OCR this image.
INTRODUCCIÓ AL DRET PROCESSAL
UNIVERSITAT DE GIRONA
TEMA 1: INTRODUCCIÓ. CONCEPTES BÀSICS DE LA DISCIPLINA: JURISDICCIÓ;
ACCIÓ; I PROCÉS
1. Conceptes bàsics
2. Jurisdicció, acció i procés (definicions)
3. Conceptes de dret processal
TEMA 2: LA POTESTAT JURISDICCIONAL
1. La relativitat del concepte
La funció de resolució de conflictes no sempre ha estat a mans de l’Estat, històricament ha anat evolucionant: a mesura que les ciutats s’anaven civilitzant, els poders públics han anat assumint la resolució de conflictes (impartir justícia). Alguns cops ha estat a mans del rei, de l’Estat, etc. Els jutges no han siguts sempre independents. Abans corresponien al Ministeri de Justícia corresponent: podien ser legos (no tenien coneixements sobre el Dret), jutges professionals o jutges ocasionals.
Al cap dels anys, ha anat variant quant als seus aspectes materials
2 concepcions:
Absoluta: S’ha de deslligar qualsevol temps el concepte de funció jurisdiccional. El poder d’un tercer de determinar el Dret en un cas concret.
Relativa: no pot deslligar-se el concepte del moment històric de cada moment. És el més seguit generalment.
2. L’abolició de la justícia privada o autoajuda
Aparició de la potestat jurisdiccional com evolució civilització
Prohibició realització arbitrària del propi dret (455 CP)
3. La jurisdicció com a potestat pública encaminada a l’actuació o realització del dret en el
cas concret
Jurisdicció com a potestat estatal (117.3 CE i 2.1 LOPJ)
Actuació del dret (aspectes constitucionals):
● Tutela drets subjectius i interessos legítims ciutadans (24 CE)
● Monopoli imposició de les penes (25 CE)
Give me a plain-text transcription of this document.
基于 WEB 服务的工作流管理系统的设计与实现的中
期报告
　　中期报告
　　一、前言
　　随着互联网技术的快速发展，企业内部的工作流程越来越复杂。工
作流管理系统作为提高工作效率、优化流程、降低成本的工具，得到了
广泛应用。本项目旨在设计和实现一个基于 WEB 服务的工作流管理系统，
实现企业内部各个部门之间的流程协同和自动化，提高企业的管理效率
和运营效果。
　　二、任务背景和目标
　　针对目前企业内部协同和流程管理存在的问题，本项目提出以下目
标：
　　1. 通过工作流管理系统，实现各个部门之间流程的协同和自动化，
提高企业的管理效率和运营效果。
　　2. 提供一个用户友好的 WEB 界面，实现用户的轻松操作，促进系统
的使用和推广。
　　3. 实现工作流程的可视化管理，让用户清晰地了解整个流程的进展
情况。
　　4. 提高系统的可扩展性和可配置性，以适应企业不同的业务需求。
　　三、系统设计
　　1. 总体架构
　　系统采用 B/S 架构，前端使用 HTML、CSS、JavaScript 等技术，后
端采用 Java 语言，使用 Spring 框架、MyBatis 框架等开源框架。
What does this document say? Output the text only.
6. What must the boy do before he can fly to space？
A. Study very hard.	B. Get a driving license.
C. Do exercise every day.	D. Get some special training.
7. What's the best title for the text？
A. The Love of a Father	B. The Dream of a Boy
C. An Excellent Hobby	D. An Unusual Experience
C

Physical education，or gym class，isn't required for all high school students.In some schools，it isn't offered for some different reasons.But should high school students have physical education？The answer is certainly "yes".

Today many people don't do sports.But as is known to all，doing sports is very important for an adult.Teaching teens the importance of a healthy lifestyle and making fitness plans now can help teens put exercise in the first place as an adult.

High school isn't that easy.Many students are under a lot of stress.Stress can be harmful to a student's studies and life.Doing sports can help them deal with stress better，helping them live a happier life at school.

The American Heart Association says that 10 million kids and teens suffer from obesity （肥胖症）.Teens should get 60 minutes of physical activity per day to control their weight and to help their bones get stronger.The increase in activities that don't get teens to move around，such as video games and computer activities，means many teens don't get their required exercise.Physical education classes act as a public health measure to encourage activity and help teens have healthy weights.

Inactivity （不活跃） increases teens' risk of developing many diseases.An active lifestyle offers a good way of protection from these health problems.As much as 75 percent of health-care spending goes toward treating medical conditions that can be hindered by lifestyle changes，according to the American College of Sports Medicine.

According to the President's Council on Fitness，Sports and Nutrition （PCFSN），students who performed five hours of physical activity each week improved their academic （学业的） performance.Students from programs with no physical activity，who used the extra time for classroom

• • • •

■ **Task to carry out**:
Select the lines from the entries that include the word "TEMA".

■ **Response for this exercise**:
TEMA 1: INTRODUCCIÓ. CONCEPTES BÀSICS DE LA DISCIPLINA: JURISDICCIÓ;
TEMA 2: LA POTESTAT JURISDICCIONAL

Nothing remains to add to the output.